- **WHAT YOU ARE ASKED TO DO**: Work out how many lines contain "title". Reply with the count alone.

- **GIVEN DATA**:
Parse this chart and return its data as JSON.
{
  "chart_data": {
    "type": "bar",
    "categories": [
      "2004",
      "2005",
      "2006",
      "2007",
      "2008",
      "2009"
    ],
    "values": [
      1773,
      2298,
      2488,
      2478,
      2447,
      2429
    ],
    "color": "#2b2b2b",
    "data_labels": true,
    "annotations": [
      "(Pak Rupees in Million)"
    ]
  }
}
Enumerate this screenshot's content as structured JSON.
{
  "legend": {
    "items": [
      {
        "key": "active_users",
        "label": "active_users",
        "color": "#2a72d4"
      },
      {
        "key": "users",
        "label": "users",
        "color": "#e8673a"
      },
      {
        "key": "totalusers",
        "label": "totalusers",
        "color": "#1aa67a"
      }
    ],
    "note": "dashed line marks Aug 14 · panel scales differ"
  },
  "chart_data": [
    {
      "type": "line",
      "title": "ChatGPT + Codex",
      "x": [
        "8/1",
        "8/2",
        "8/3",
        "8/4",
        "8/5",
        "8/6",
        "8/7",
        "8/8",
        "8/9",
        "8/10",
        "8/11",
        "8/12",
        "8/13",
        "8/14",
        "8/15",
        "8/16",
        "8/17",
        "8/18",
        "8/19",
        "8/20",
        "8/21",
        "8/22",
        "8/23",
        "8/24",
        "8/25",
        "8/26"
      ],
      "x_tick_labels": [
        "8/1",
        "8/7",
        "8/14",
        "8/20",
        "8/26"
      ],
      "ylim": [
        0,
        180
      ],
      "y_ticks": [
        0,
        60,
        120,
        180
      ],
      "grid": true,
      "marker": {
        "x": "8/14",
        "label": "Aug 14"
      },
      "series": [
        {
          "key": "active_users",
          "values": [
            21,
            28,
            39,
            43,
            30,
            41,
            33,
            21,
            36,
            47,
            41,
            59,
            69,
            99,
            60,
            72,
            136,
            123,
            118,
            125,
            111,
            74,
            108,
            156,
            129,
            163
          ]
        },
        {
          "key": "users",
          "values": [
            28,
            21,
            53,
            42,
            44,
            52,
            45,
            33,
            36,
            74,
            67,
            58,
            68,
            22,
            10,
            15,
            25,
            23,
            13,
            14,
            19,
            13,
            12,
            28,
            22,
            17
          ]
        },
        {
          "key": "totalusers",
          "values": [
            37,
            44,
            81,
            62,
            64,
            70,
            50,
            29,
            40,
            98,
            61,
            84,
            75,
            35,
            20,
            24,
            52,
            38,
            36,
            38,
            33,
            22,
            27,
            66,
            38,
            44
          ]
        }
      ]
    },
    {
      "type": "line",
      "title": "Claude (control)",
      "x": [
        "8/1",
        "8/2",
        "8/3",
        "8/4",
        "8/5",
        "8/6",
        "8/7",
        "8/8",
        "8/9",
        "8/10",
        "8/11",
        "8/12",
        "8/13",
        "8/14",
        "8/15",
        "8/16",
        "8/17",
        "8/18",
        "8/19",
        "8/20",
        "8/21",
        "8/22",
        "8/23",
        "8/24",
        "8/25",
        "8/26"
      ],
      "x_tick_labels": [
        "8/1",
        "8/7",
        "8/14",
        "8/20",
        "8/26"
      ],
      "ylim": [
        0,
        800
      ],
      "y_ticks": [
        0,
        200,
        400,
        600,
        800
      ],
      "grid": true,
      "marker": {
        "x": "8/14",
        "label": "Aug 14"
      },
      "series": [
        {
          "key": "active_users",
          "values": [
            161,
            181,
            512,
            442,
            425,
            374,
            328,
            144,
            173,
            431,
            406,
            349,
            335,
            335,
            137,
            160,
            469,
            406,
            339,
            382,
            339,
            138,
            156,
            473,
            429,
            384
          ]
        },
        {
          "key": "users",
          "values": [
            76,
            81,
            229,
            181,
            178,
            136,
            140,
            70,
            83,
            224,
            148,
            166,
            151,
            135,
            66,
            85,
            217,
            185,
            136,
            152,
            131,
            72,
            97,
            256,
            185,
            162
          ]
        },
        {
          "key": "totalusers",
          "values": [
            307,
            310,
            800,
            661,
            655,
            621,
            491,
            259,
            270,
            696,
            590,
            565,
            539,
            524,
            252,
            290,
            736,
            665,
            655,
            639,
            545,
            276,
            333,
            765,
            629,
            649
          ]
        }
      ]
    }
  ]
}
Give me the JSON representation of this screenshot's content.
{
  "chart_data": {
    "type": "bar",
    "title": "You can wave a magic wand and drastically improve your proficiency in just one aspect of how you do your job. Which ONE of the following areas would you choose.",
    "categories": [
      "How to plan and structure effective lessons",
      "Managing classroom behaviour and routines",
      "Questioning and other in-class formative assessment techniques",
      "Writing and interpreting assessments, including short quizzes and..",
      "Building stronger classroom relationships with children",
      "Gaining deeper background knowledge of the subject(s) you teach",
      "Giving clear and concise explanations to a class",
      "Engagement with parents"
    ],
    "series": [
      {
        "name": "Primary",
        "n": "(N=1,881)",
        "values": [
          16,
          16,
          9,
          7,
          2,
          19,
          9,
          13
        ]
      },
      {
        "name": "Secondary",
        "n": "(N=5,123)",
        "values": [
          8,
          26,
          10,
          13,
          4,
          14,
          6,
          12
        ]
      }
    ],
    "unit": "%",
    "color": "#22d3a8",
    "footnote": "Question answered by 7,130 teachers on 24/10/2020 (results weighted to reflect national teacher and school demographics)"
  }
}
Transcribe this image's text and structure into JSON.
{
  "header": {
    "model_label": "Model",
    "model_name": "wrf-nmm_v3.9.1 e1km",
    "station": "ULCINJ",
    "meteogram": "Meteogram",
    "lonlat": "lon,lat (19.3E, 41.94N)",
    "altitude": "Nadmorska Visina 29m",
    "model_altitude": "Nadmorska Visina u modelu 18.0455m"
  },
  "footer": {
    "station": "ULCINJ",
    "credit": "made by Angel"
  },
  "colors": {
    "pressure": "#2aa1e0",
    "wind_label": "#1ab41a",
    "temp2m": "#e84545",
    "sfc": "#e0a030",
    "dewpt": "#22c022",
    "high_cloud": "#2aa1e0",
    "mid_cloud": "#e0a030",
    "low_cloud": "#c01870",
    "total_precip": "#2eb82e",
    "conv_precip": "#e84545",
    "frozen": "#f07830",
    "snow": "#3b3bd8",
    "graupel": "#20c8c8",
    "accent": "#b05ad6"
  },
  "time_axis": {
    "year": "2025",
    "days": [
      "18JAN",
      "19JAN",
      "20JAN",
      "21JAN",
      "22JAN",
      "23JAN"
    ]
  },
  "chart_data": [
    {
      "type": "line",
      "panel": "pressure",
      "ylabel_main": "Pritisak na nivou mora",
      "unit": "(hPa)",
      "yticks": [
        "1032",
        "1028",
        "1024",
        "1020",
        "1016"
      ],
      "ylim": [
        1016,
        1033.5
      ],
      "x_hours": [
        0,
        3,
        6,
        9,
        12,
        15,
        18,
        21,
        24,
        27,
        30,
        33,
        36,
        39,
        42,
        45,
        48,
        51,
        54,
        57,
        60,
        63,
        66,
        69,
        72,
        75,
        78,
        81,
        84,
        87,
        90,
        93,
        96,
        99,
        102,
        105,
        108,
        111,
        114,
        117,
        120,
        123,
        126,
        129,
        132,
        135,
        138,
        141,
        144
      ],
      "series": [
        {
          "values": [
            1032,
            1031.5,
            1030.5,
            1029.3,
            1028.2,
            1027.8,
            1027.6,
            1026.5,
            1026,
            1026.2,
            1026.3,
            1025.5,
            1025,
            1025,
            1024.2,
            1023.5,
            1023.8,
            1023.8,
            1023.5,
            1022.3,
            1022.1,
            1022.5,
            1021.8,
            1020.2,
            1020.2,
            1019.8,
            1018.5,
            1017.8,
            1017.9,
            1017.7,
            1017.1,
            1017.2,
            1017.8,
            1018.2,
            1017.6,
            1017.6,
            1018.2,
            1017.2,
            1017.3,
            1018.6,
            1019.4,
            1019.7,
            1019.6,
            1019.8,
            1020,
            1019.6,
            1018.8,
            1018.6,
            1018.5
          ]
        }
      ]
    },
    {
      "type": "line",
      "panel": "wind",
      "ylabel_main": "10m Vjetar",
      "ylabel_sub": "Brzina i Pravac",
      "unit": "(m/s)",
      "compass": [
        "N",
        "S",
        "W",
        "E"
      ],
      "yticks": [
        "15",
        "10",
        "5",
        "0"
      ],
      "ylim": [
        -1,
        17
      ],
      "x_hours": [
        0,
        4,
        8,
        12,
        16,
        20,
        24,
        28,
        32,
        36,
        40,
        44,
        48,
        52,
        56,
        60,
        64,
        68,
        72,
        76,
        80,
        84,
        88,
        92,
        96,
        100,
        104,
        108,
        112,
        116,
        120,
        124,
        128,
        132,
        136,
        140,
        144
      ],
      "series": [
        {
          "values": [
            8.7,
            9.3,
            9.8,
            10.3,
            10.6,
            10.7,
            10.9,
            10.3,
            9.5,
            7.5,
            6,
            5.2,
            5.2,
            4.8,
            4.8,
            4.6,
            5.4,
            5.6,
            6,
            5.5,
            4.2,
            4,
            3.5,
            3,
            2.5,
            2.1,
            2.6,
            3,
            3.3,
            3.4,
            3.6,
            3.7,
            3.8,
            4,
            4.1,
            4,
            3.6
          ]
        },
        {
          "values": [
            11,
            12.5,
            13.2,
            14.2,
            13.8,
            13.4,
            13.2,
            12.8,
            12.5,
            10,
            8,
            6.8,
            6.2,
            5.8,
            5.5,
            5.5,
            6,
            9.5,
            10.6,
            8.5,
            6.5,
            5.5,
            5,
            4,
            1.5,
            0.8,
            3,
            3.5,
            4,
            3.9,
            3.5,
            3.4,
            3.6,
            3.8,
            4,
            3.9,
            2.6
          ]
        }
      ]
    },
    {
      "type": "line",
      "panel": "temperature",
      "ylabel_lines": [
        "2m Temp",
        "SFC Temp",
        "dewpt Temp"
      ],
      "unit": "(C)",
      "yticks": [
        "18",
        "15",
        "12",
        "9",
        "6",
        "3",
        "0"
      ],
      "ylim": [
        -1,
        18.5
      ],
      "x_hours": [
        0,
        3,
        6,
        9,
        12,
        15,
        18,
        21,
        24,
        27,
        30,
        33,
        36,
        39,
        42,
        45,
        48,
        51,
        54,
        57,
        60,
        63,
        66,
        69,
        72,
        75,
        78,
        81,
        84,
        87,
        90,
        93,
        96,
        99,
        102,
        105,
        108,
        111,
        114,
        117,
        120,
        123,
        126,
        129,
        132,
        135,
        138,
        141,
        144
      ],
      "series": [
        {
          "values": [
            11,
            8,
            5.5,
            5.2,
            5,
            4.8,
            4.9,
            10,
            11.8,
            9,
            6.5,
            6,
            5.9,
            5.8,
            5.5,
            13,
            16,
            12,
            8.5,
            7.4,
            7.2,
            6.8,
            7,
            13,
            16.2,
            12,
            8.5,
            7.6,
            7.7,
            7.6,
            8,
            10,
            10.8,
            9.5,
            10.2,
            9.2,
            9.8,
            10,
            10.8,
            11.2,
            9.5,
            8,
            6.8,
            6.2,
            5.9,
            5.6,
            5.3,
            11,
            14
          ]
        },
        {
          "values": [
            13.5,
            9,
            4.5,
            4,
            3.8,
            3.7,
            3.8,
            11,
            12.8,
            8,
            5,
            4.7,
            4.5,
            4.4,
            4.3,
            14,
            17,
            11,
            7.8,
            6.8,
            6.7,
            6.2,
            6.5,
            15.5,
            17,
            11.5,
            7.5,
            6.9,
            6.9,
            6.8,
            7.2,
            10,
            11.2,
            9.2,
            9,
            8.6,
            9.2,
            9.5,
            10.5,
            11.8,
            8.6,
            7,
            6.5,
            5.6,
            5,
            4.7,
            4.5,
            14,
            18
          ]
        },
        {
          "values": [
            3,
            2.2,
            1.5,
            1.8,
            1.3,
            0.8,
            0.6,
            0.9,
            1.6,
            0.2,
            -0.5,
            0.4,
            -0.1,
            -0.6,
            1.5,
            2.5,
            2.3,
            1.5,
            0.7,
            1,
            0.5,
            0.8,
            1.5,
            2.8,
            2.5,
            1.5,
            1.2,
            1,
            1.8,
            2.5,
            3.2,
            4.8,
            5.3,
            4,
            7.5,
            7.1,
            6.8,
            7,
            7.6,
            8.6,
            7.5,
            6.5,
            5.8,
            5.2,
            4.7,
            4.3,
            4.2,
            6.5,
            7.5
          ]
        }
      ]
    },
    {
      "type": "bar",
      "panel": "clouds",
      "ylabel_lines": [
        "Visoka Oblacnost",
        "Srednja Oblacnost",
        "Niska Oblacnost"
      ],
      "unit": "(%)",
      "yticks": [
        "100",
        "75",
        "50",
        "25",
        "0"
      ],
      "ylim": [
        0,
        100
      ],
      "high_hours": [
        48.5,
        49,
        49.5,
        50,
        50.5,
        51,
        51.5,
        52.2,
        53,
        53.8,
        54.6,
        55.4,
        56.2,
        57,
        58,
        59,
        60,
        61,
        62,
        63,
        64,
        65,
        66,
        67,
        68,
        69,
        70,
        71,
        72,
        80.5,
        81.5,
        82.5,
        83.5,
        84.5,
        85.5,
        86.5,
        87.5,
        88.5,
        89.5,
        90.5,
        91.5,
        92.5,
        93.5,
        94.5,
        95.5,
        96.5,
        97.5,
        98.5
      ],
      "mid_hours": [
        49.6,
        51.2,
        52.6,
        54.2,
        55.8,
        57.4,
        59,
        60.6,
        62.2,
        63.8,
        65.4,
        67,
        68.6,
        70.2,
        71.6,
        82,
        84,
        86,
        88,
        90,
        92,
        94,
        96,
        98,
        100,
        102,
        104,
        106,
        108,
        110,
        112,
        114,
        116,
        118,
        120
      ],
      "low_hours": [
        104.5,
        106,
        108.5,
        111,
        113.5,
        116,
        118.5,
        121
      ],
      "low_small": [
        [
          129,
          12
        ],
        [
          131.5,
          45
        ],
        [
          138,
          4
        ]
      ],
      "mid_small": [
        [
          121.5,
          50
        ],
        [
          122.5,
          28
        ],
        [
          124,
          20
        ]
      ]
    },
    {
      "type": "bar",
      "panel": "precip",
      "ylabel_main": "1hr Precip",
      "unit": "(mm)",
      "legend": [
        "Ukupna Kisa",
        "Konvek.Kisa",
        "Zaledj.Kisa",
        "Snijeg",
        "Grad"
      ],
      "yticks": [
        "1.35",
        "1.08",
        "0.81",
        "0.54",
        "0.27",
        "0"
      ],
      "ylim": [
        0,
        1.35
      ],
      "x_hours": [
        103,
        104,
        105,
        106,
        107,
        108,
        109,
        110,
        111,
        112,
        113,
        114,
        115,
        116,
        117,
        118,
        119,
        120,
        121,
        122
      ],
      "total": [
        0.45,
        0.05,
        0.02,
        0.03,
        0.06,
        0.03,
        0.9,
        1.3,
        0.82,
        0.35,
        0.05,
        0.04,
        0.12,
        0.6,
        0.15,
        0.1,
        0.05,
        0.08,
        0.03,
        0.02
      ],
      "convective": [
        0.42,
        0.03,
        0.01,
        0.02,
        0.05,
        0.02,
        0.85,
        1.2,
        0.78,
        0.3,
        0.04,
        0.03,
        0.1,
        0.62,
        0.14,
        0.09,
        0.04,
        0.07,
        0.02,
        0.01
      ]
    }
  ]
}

- **RESULT**: 3